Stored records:
————

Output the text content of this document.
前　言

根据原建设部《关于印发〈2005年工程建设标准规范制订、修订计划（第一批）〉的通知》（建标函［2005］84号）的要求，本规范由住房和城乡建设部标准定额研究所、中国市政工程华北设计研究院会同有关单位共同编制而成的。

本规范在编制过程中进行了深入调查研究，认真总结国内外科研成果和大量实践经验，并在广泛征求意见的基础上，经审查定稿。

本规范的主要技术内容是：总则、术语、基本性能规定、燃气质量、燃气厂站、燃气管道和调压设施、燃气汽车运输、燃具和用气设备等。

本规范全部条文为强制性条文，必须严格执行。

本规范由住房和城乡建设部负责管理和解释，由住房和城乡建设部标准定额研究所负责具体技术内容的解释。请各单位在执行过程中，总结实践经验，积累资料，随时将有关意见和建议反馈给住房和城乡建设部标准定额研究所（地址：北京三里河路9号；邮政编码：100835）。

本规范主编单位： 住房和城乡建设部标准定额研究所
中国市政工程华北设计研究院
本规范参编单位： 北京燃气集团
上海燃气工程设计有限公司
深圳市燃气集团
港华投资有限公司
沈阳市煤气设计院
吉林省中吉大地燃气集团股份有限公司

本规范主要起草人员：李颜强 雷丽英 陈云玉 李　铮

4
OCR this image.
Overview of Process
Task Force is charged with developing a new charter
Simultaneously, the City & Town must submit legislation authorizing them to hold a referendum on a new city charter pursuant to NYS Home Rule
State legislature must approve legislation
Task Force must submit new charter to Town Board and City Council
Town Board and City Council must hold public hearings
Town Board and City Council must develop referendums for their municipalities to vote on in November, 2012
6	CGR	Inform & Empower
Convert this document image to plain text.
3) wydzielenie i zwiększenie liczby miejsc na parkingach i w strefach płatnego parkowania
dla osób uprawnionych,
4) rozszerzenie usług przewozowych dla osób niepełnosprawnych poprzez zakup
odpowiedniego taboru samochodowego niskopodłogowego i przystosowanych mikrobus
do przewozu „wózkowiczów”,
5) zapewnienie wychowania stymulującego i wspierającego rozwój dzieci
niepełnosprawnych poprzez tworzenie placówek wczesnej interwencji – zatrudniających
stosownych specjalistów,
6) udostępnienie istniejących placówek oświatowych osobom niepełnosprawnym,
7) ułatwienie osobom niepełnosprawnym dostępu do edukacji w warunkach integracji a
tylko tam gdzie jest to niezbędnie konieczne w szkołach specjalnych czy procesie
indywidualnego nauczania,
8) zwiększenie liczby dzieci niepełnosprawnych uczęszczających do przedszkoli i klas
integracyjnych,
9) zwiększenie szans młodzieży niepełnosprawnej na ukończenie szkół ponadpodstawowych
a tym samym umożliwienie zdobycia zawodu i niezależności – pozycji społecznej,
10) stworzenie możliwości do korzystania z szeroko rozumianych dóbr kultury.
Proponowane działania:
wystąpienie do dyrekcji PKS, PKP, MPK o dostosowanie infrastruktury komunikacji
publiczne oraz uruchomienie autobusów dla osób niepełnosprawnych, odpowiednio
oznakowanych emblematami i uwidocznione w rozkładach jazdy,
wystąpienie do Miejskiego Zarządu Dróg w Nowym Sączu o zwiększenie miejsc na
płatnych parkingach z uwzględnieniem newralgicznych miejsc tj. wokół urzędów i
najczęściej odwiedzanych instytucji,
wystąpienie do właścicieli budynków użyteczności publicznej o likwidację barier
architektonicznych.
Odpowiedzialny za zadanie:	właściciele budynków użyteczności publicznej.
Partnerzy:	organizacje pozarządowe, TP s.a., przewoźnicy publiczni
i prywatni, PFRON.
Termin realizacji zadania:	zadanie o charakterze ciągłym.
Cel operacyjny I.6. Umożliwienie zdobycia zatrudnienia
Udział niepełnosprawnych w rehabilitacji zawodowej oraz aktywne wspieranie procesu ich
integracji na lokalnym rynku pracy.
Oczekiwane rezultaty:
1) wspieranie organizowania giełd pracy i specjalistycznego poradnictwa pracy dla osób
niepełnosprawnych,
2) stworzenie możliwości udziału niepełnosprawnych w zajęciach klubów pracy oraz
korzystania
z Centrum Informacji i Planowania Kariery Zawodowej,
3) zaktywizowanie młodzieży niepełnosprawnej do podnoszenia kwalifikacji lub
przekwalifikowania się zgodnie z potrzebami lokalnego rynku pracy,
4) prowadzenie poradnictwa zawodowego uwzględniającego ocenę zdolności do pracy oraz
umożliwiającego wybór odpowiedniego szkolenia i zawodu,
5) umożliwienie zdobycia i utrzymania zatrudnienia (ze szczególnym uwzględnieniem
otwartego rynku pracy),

————

Your objective: Collect every line from the records above that contains the word "Town".

Written reply:
Simultaneously, the City & Town must submit legislation authorizing them to hold a referendum on a new city charter pursuant to NYS Home Rule
Task Force must submit new charter to Town Board and City Council
Town Board and City Council must hold public hearings
Town Board and City Council must develop referendums for their municipalities to vote on in November, 2012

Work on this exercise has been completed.